* **Objective**
In the copy, include every entry exactly but none of the images.

(Dataset excerpt)
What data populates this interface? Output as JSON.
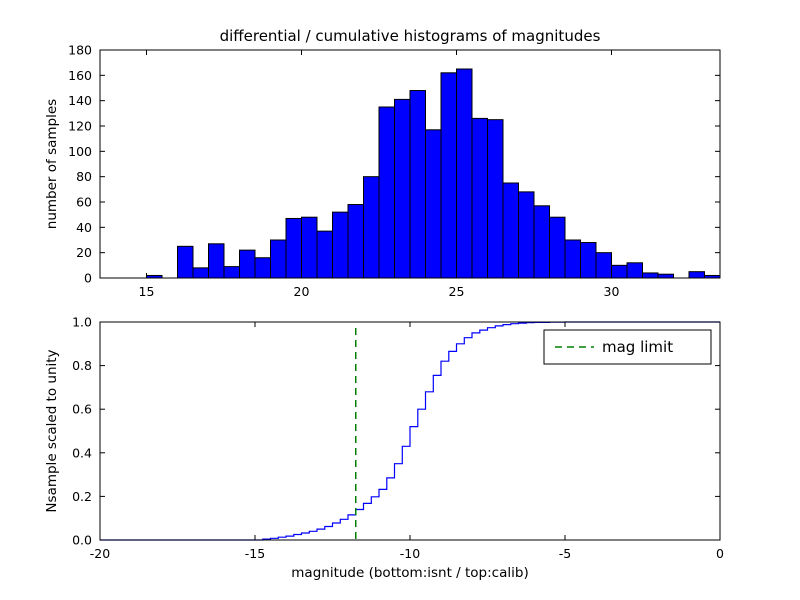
{
  "figure": {
    "title": "differential / cumulative histograms of magnitudes",
    "background": "#ffffff"
  },
  "chart_data": [
    {
      "type": "bar",
      "name": "differential-histogram",
      "ylabel": "number of samples",
      "xlim": [
        13.5,
        33.5
      ],
      "ylim": [
        0,
        180
      ],
      "xticks": [
        15,
        20,
        25,
        30
      ],
      "xtick_labels": [
        "15",
        "20",
        "25",
        "30"
      ],
      "yticks": [
        0,
        20,
        40,
        60,
        80,
        100,
        120,
        140,
        160,
        180
      ],
      "ytick_labels": [
        "0",
        "20",
        "40",
        "60",
        "80",
        "100",
        "120",
        "140",
        "160",
        "180"
      ],
      "bar_color": "#0000ff",
      "edge_color": "#000000",
      "bin_start": 15.0,
      "bin_width": 0.5,
      "values": [
        2,
        0,
        25,
        8,
        27,
        9,
        22,
        16,
        30,
        47,
        48,
        37,
        52,
        58,
        80,
        135,
        141,
        148,
        117,
        162,
        165,
        126,
        125,
        75,
        68,
        57,
        48,
        30,
        28,
        20,
        10,
        12,
        4,
        3,
        0,
        5,
        2
      ],
      "grid": false
    },
    {
      "type": "line",
      "name": "cumulative-histogram",
      "style": "steps",
      "ylabel": "Nsample scaled to unity",
      "xlabel": "magnitude (bottom:isnt / top:calib)",
      "xlim": [
        -20,
        0
      ],
      "ylim": [
        0,
        1.0
      ],
      "xticks": [
        -20,
        -15,
        -10,
        -5,
        0
      ],
      "xtick_labels": [
        "-20",
        "-15",
        "-10",
        "-5",
        "0"
      ],
      "yticks": [
        0.0,
        0.2,
        0.4,
        0.6,
        0.8,
        1.0
      ],
      "ytick_labels": [
        "0.0",
        "0.2",
        "0.4",
        "0.6",
        "0.8",
        "1.0"
      ],
      "line_color": "#0000ff",
      "mag_limit": -11.75,
      "mag_limit_color": "#008000",
      "legend": {
        "label": "mag limit",
        "position": "upper right",
        "line_style": "dashed"
      },
      "steps": [
        [
          -20,
          0
        ],
        [
          -14.9,
          0
        ],
        [
          -14.75,
          0.004
        ],
        [
          -14.5,
          0.008
        ],
        [
          -14.25,
          0.013
        ],
        [
          -14.0,
          0.018
        ],
        [
          -13.75,
          0.025
        ],
        [
          -13.5,
          0.032
        ],
        [
          -13.25,
          0.04
        ],
        [
          -13.0,
          0.05
        ],
        [
          -12.75,
          0.062
        ],
        [
          -12.5,
          0.078
        ],
        [
          -12.25,
          0.095
        ],
        [
          -12.0,
          0.115
        ],
        [
          -11.75,
          0.14
        ],
        [
          -11.5,
          0.168
        ],
        [
          -11.25,
          0.198
        ],
        [
          -11.0,
          0.232
        ],
        [
          -10.75,
          0.285
        ],
        [
          -10.5,
          0.35
        ],
        [
          -10.25,
          0.43
        ],
        [
          -10.0,
          0.52
        ],
        [
          -9.75,
          0.6
        ],
        [
          -9.5,
          0.68
        ],
        [
          -9.25,
          0.755
        ],
        [
          -9.0,
          0.82
        ],
        [
          -8.75,
          0.865
        ],
        [
          -8.5,
          0.9
        ],
        [
          -8.25,
          0.928
        ],
        [
          -8.0,
          0.95
        ],
        [
          -7.75,
          0.963
        ],
        [
          -7.5,
          0.974
        ],
        [
          -7.25,
          0.982
        ],
        [
          -7.0,
          0.988
        ],
        [
          -6.75,
          0.992
        ],
        [
          -6.5,
          0.995
        ],
        [
          -6.25,
          0.997
        ],
        [
          -6.0,
          0.998
        ],
        [
          -5.5,
          0.999
        ],
        [
          -5.0,
          1.0
        ],
        [
          0,
          1.0
        ]
      ],
      "grid": false
    }
  ]
}
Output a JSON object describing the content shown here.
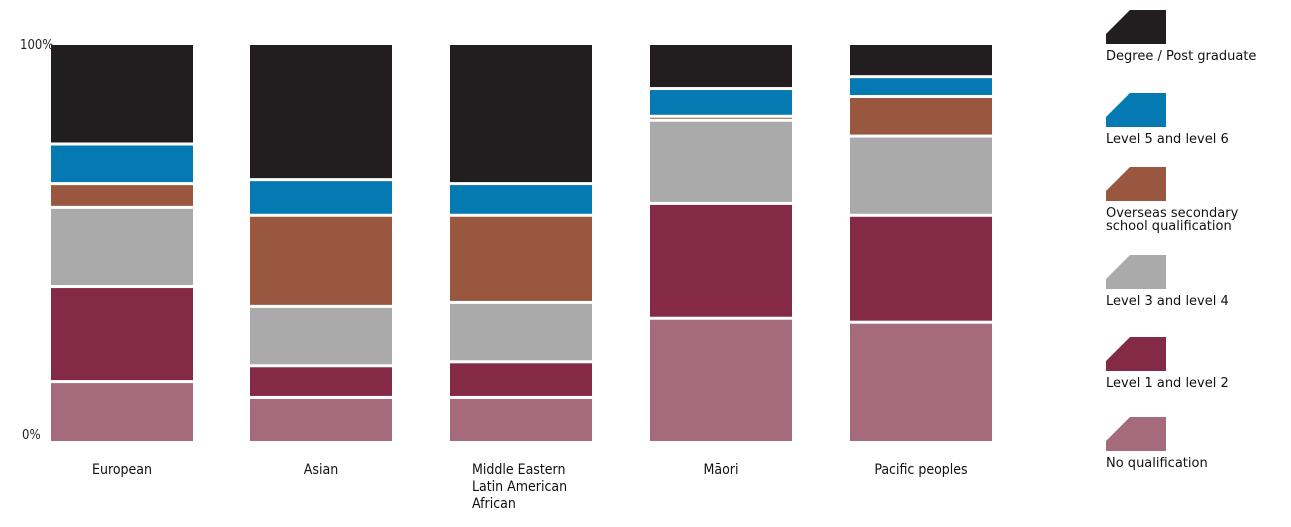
{
  "chart_data": {
    "type": "bar",
    "stacked": true,
    "normalized": true,
    "ylim": [
      0,
      100
    ],
    "yticks": [
      "0%",
      "100%"
    ],
    "categories": [
      "European",
      "Asian",
      "Middle Eastern\nLatin American\nAfrican",
      "Māori",
      "Pacific peoples"
    ],
    "series": [
      {
        "name": "No qualification",
        "color": "#a56b7d",
        "values": [
          15,
          11,
          11,
          31,
          30
        ]
      },
      {
        "name": "Level 1 and level 2",
        "color": "#842a47",
        "values": [
          24,
          8,
          9,
          29,
          27
        ]
      },
      {
        "name": "Level 3 and level 4",
        "color": "#aaaaaa",
        "values": [
          20,
          15,
          15,
          21,
          20
        ]
      },
      {
        "name": "Overseas secondary school qualification",
        "color": "#99573f",
        "values": [
          6,
          23,
          22,
          1,
          10
        ]
      },
      {
        "name": "Level 5 and level 6",
        "color": "#0479b2",
        "values": [
          10,
          9,
          8,
          7,
          5
        ]
      },
      {
        "name": "Degree / Post graduate",
        "color": "#221e1f",
        "values": [
          25,
          34,
          35,
          11,
          8
        ]
      }
    ],
    "legend_position": "right",
    "grid": false
  }
}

* **Answer to the task**
What data populates this interface? Output as JSON.
{
  "figure": {
    "title": "differential / cumulative histograms of magnitudes",
    "background": "#ffffff"
  },
  "chart_data": [
    {
      "type": "bar",
      "name": "differential-histogram",
      "ylabel": "number of samples",
      "xlim": [
        13.5,
        33.5
      ],
      "ylim": [
        0,
        180
      ],
      "xticks": [
        15,
        20,
        25,
        30
      ],
      "xtick_labels": [
        "15",
        "20",
        "25",
        "30"
      ],
      "yticks": [
        0,
        20,
        40,
        60,
        80,
        100,
        120,
        140,
        160,
        180
      ],
      "ytick_labels": [
        "0",
        "20",
        "40",
        "60",
        "80",
        "100",
        "120",
        "140",
        "160",
        "180"
      ],
      "bar_color": "#0000ff",
      "edge_color": "#000000",
      "bin_start": 15.0,
      "bin_width": 0.5,
      "values": [
        2,
        0,
        25,
        8,
        27,
        9,
        22,
        16,
        30,
        47,
        48,
        37,
        52,
        58,
        80,
        135,
        141,
        148,
        117,
        162,
        165,
        126,
        125,
        75,
        68,
        57,
        48,
        30,
        28,
        20,
        10,
        12,
        4,
        3,
        0,
        5,
        2
      ],
      "grid": false
    },
    {
      "type": "line",
      "name": "cumulative-histogram",
      "style": "steps",
      "ylabel": "Nsample scaled to unity",
      "xlabel": "magnitude (bottom:isnt / top:calib)",
      "xlim": [
        -20,
        0
      ],
      "ylim": [
        0,
        1.0
      ],
      "xticks": [
        -20,
        -15,
        -10,
        -5,
        0
      ],
      "xtick_labels": [
        "-20",
        "-15",
        "-10",
        "-5",
        "0"
      ],
      "yticks": [
        0.0,
        0.2,
        0.4,
        0.6,
        0.8,
        1.0
      ],
      "ytick_labels": [
        "0.0",
        "0.2",
        "0.4",
        "0.6",
        "0.8",
        "1.0"
      ],
      "line_color": "#0000ff",
      "mag_limit": -11.75,
      "mag_limit_color": "#008000",
      "legend": {
        "label": "mag limit",
        "position": "upper right",
        "line_style": "dashed"
      },
      "steps": [
        [
          -20,
          0
        ],
        [
          -14.9,
          0
        ],
        [
          -14.75,
          0.004
        ],
        [
          -14.5,
          0.008
        ],
        [
          -14.25,
          0.013
        ],
        [
          -14.0,
          0.018
        ],
        [
          -13.75,
          0.025
        ],
        [
          -13.5,
          0.032
        ],
        [
          -13.25,
          0.04
        ],
        [
          -13.0,
          0.05
        ],
        [
          -12.75,
          0.062
        ],
        [
          -12.5,
          0.078
        ],
        [
          -12.25,
          0.095
        ],
        [
          -12.0,
          0.115
        ],
        [
          -11.75,
          0.14
        ],
        [
          -11.5,
          0.168
        ],
        [
          -11.25,
          0.198
        ],
        [
          -11.0,
          0.232
        ],
        [
          -10.75,
          0.285
        ],
        [
          -10.5,
          0.35
        ],
        [
          -10.25,
          0.43
        ],
        [
          -10.0,
          0.52
        ],
        [
          -9.75,
          0.6
        ],
        [
          -9.5,
          0.68
        ],
        [
          -9.25,
          0.755
        ],
        [
          -9.0,
          0.82
        ],
        [
          -8.75,
          0.865
        ],
        [
          -8.5,
          0.9
        ],
        [
          -8.25,
          0.928
        ],
        [
          -8.0,
          0.95
        ],
        [
          -7.75,
          0.963
        ],
        [
          -7.5,
          0.974
        ],
        [
          -7.25,
          0.982
        ],
        [
          -7.0,
          0.988
        ],
        [
          -6.75,
          0.992
        ],
        [
          -6.5,
          0.995
        ],
        [
          -6.25,
          0.997
        ],
        [
          -6.0,
          0.998
        ],
        [
          -5.5,
          0.999
        ],
        [
          -5.0,
          1.0
        ],
        [
          0,
          1.0
        ]
      ],
      "grid": false
    }
  ]
}
Output a JSON object describing the content shown here.
{
  "chart_data": {
    "type": "bar",
    "stacked": true,
    "normalized": true,
    "ylim": [
      0,
      100
    ],
    "yticks": [
      "0%",
      "100%"
    ],
    "categories": [
      "European",
      "Asian",
      "Middle Eastern\nLatin American\nAfrican",
      "Māori",
      "Pacific peoples"
    ],
    "series": [
      {
        "name": "No qualification",
        "color": "#a56b7d",
        "values": [
          15,
          11,
          11,
          31,
          30
        ]
      },
      {
        "name": "Level 1 and level 2",
        "color": "#842a47",
        "values": [
          24,
          8,
          9,
          29,
          27
        ]
      },
      {
        "name": "Level 3 and level 4",
        "color": "#aaaaaa",
        "values": [
          20,
          15,
          15,
          21,
          20
        ]
      },
      {
        "name": "Overseas secondary school qualification",
        "color": "#99573f",
        "values": [
          6,
          23,
          22,
          1,
          10
        ]
      },
      {
        "name": "Level 5 and level 6",
        "color": "#0479b2",
        "values": [
          10,
          9,
          8,
          7,
          5
        ]
      },
      {
        "name": "Degree / Post graduate",
        "color": "#221e1f",
        "values": [
          25,
          34,
          35,
          11,
          8
        ]
      }
    ],
    "legend_position": "right",
    "grid": false
  }
}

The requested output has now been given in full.